**SUPPLIED DATA**
** start **

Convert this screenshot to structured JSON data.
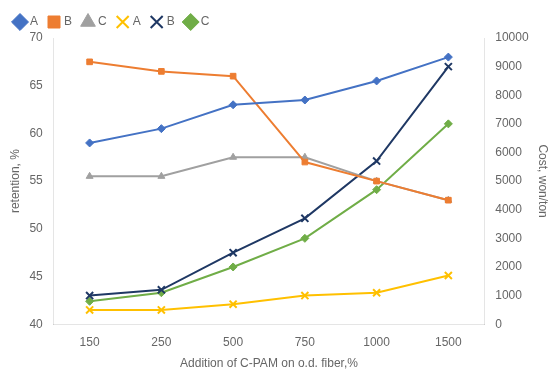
{
  "chart_data": {
    "type": "line",
    "xlabel": "Addition of C-PAM on o.d. fiber,%",
    "ylabel": "retention, %",
    "y2label": "Cost, won/ton",
    "categories": [
      "150",
      "250",
      "500",
      "750",
      "1000",
      "1500"
    ],
    "series": [
      {
        "name": "A",
        "color": "#4472C4",
        "marker": "diamond",
        "values": [
          59.0,
          60.5,
          63.0,
          63.5,
          65.5,
          68.0
        ]
      },
      {
        "name": "B",
        "color": "#ED7D31",
        "marker": "square",
        "values": [
          67.5,
          66.5,
          66.0,
          57.0,
          55.0,
          53.0
        ]
      },
      {
        "name": "C",
        "color": "#A0A0A0",
        "marker": "triangle",
        "values": [
          55.5,
          55.5,
          57.5,
          57.5,
          55.0,
          53.0
        ]
      },
      {
        "name": "A",
        "color": "#FFC000",
        "marker": "x",
        "axis": "y2",
        "values": [
          500,
          500,
          700,
          1000,
          1100,
          1700
        ]
      },
      {
        "name": "B",
        "color": "#1F3864",
        "marker": "x",
        "axis": "y2",
        "values": [
          1000,
          1200,
          2500,
          3700,
          5700,
          9000
        ]
      },
      {
        "name": "C",
        "color": "#70AD47",
        "marker": "diamond",
        "axis": "y2",
        "values": [
          800,
          1100,
          2000,
          3000,
          4700,
          7000
        ]
      }
    ],
    "ylim": [
      40,
      70
    ],
    "yticks": [
      40,
      45,
      50,
      55,
      60,
      65,
      70
    ],
    "y2lim": [
      0,
      10000
    ],
    "y2ticks": [
      0,
      1000,
      2000,
      3000,
      4000,
      5000,
      6000,
      7000,
      8000,
      9000,
      10000
    ],
    "grid": false,
    "legend": "upper left"
  }
}
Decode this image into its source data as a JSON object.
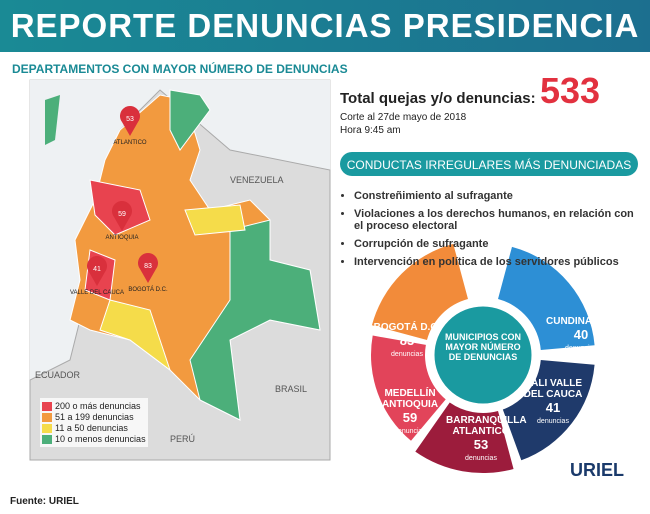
{
  "header": {
    "title": "REPORTE DENUNCIAS PRESIDENCIA"
  },
  "map": {
    "title": "DEPARTAMENTOS CON MAYOR NÚMERO DE DENUNCIAS",
    "country_labels": [
      "VENEZUELA",
      "ECUADOR",
      "BRASIL",
      "PERÚ"
    ],
    "pins": [
      {
        "value": "53",
        "label": "ATLANTICO"
      },
      {
        "value": "59",
        "label": "ANTIOQUIA"
      },
      {
        "value": "41",
        "label": "VALLE DEL CAUCA"
      },
      {
        "value": "83",
        "label": "BOGOTÁ D.C."
      }
    ],
    "legend": [
      {
        "label": "200 o más denuncias",
        "color": "#e8434f"
      },
      {
        "label": "51 a 199 denuncias",
        "color": "#f29a3f"
      },
      {
        "label": "11 a 50 denuncias",
        "color": "#f5dc4a"
      },
      {
        "label": "10 o menos denuncias",
        "color": "#4caf7a"
      }
    ]
  },
  "summary": {
    "total_label": "Total quejas y/o denuncias:",
    "total": "533",
    "cutoff": "Corte al 27de mayo de 2018",
    "time": "Hora 9:45 am"
  },
  "conducts": {
    "title": "CONDUCTAS IRREGULARES MÁS DENUNCIADAS",
    "items": [
      "Constreñimiento al sufragante",
      "Violaciones a los derechos humanos, en relación con el proceso electoral",
      "Corrupción de sufragante",
      "Intervención en política de los servidores públicos"
    ]
  },
  "breakdown": {
    "center": "MUNICIPIOS CON MAYOR NÚMERO DE DENUNCIAS",
    "segments": [
      {
        "name": "BOGOTÁ D.C.",
        "value": "83",
        "unit": "denuncias",
        "color": "#f28b3a"
      },
      {
        "name": "CUNDINAMARCA",
        "value": "40",
        "unit": "denuncias",
        "color": "#2d8fd5"
      },
      {
        "name": "CALI VALLE DEL CAUCA",
        "value": "41",
        "unit": "denuncias",
        "color": "#1f3a6b"
      },
      {
        "name": "BARRANQUILLA ATLANTICO",
        "value": "53",
        "unit": "denuncias",
        "color": "#9c1c3c"
      },
      {
        "name": "MEDELLÍN ANTIOQUIA",
        "value": "59",
        "unit": "denuncias",
        "color": "#e2445a"
      }
    ]
  },
  "logo": "URIEL",
  "source": "Fuente: URIEL"
}
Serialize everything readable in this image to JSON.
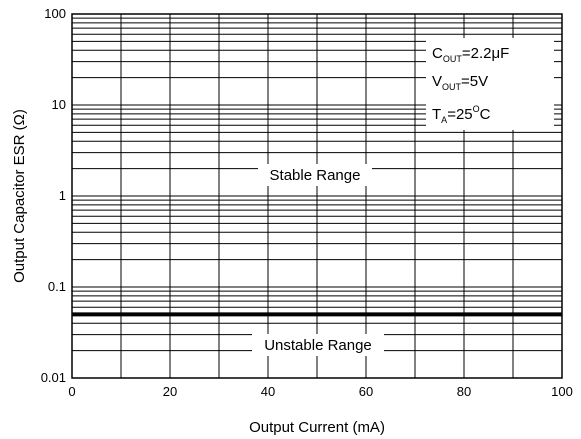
{
  "chart_data": {
    "type": "line",
    "title": "",
    "xlabel": "Output Current (mA)",
    "ylabel": "Output Capacitor ESR (Ω)",
    "xlim": [
      0,
      100
    ],
    "ylim": [
      0.01,
      100
    ],
    "y_scale": "log",
    "grid": true,
    "x_ticks": [
      "0",
      "20",
      "40",
      "60",
      "80",
      "100"
    ],
    "y_ticks": [
      "0.01",
      "0.1",
      "1",
      "10",
      "100"
    ],
    "series": [
      {
        "x": [
          0,
          100
        ],
        "y": [
          0.05,
          0.05
        ]
      }
    ],
    "annotations": {
      "conditions": [
        {
          "main": "C",
          "sub": "OUT",
          "rest": "=2.2μF"
        },
        {
          "main": "V",
          "sub": "OUT",
          "rest": "=5V"
        },
        {
          "main": "T",
          "sub": "A",
          "rest": "=25",
          "sup": "O",
          "tail": "C"
        }
      ],
      "stable": "Stable Range",
      "unstable": "Unstable Range"
    }
  }
}
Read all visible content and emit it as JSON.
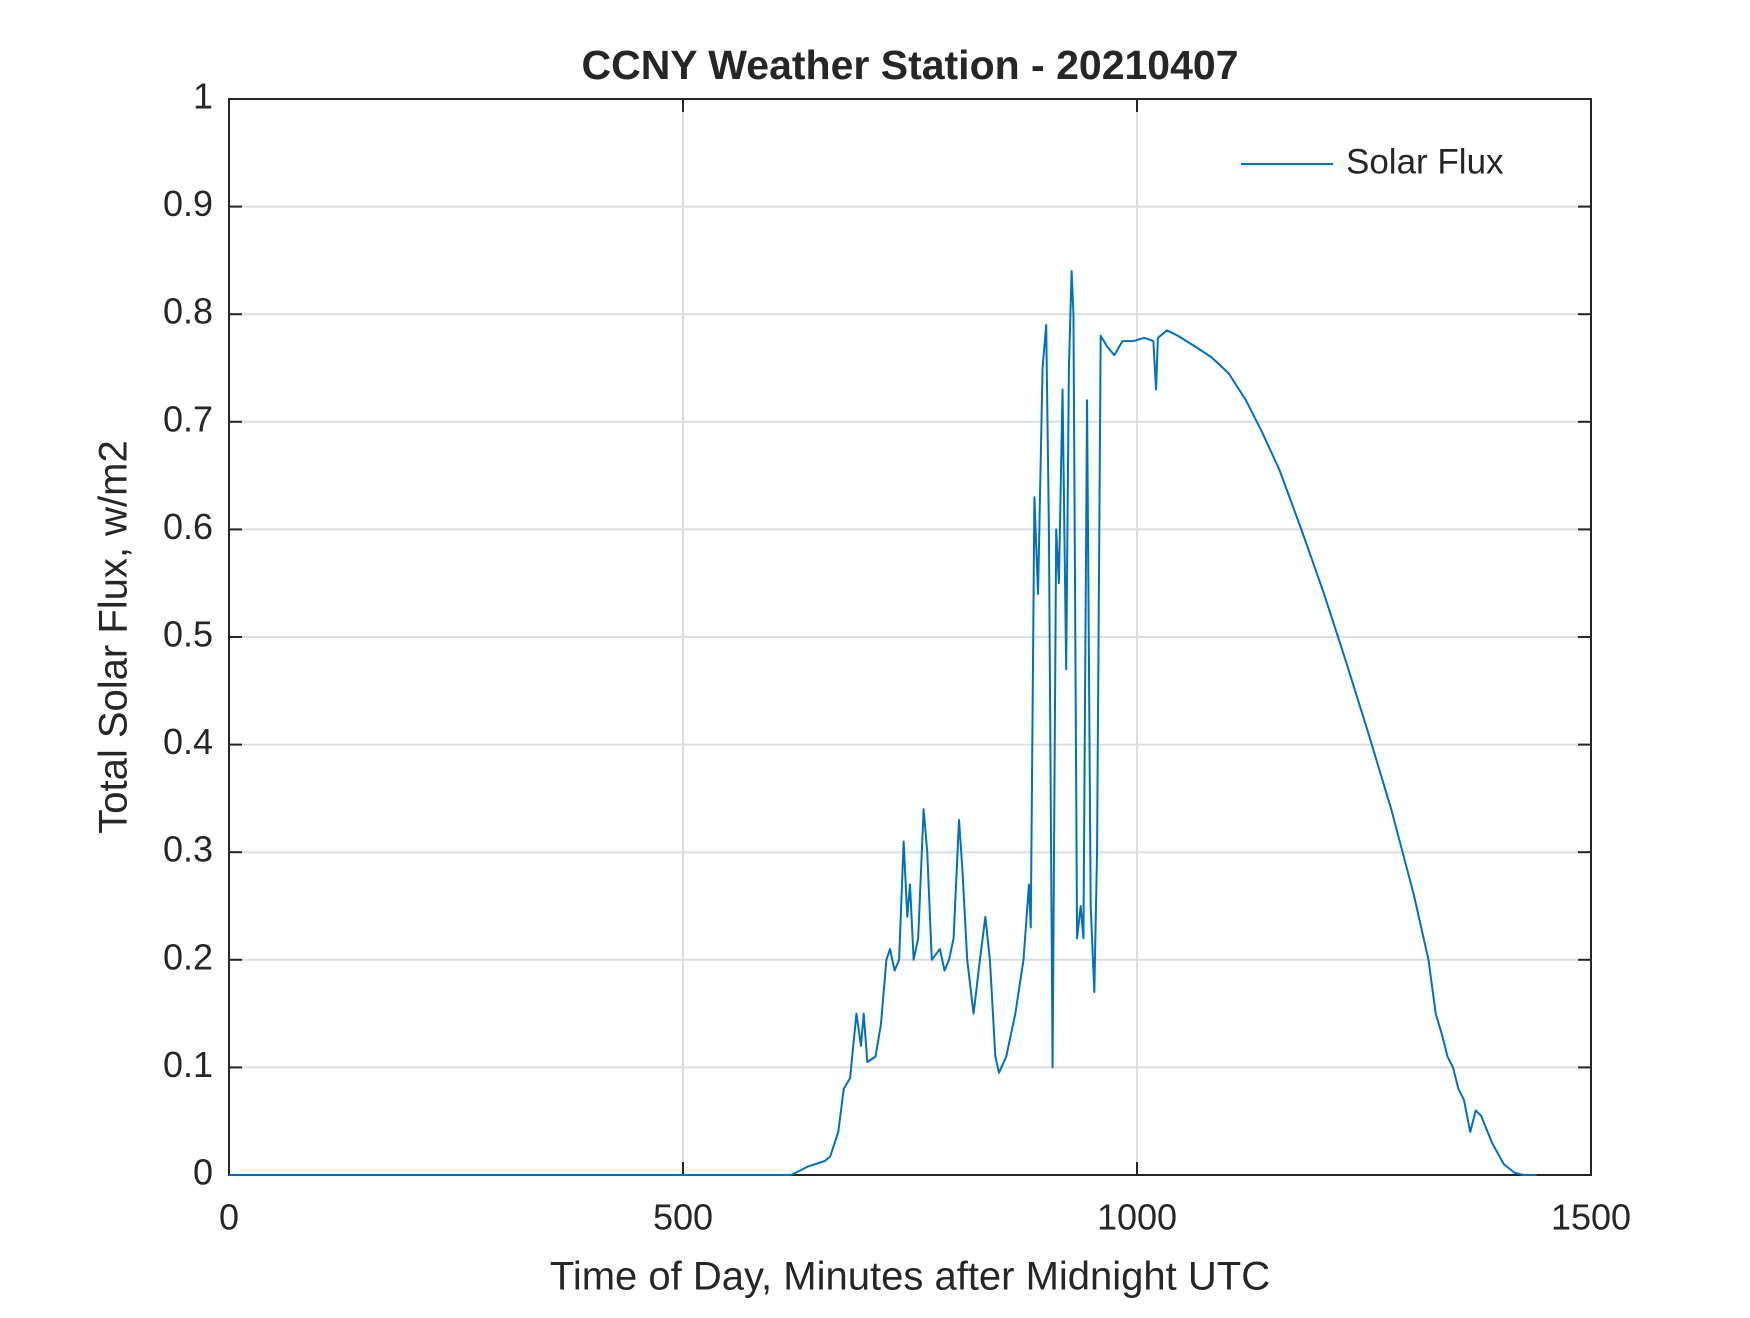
{
  "chart_data": {
    "type": "line",
    "title": "CCNY Weather Station - 20210407",
    "x_label": "Time of Day, Minutes after Midnight UTC",
    "y_label": "Total Solar Flux, w/m2",
    "xlim": [
      0,
      1500
    ],
    "xticks": [
      0,
      500,
      1000,
      1500
    ],
    "ylim": [
      0,
      1
    ],
    "yticks": [
      0,
      0.1,
      0.2,
      0.3,
      0.4,
      0.5,
      0.6,
      0.7,
      0.8,
      0.9,
      1
    ],
    "grid": true,
    "legend": "upper-right",
    "series": [
      {
        "name": "Solar Flux",
        "color": "#0072bd",
        "x": [
          0,
          619,
          638,
          656,
          662,
          671,
          677,
          684,
          691,
          696,
          699,
          703,
          712,
          718,
          724,
          728,
          733,
          738,
          743,
          747,
          750,
          754,
          759,
          765,
          769,
          774,
          783,
          788,
          793,
          798,
          804,
          808,
          813,
          820,
          827,
          833,
          838,
          844,
          848,
          856,
          866,
          875,
          881,
          883,
          887,
          891,
          896,
          900,
          903,
          907,
          911,
          914,
          918,
          922,
          925,
          928,
          930,
          934,
          938,
          941,
          945,
          949,
          953,
          956,
          960,
          967,
          975,
          984,
          996,
          1008,
          1018,
          1021,
          1023,
          1033,
          1045,
          1064,
          1082,
          1101,
          1120,
          1138,
          1157,
          1181,
          1206,
          1231,
          1255,
          1280,
          1305,
          1321,
          1329,
          1336,
          1342,
          1348,
          1354,
          1360,
          1367,
          1373,
          1379,
          1391,
          1404,
          1416,
          1426,
          1440
        ],
        "values": [
          0,
          0,
          0.008,
          0.013,
          0.017,
          0.04,
          0.08,
          0.09,
          0.15,
          0.12,
          0.15,
          0.105,
          0.11,
          0.14,
          0.2,
          0.21,
          0.19,
          0.2,
          0.31,
          0.24,
          0.27,
          0.2,
          0.22,
          0.34,
          0.3,
          0.2,
          0.21,
          0.19,
          0.2,
          0.22,
          0.33,
          0.28,
          0.2,
          0.15,
          0.2,
          0.24,
          0.2,
          0.11,
          0.095,
          0.11,
          0.15,
          0.2,
          0.27,
          0.23,
          0.63,
          0.54,
          0.75,
          0.79,
          0.6,
          0.1,
          0.6,
          0.55,
          0.73,
          0.47,
          0.75,
          0.84,
          0.8,
          0.22,
          0.25,
          0.22,
          0.72,
          0.25,
          0.17,
          0.3,
          0.78,
          0.77,
          0.762,
          0.775,
          0.775,
          0.778,
          0.775,
          0.73,
          0.778,
          0.785,
          0.78,
          0.77,
          0.76,
          0.745,
          0.72,
          0.69,
          0.655,
          0.6,
          0.54,
          0.475,
          0.41,
          0.34,
          0.26,
          0.2,
          0.15,
          0.13,
          0.11,
          0.1,
          0.08,
          0.07,
          0.04,
          0.06,
          0.055,
          0.03,
          0.01,
          0.002,
          0,
          0
        ]
      }
    ]
  }
}
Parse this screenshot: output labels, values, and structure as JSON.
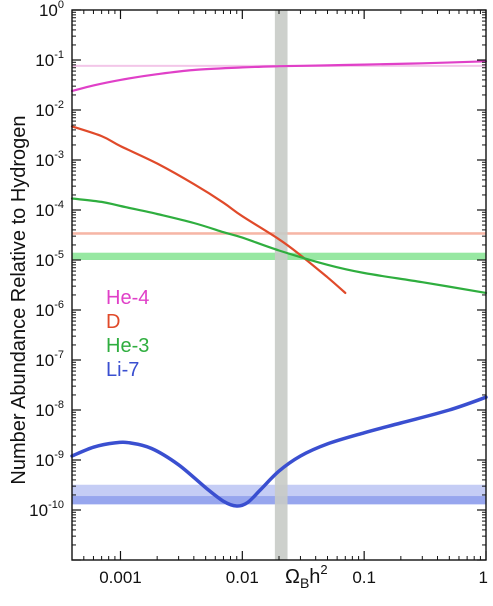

** end **

**TO DO**
Track down all lines above with the string "JSON" and copy them.

**RESPONSE**
Convert this screenshot to structured JSON data.
Decode this image into its source data as a JSON object.
Serialize everything readable in this image to JSON.
Read all visible content and emit it as JSON.
Parse this screenshot: output labels, values, and structure as JSON.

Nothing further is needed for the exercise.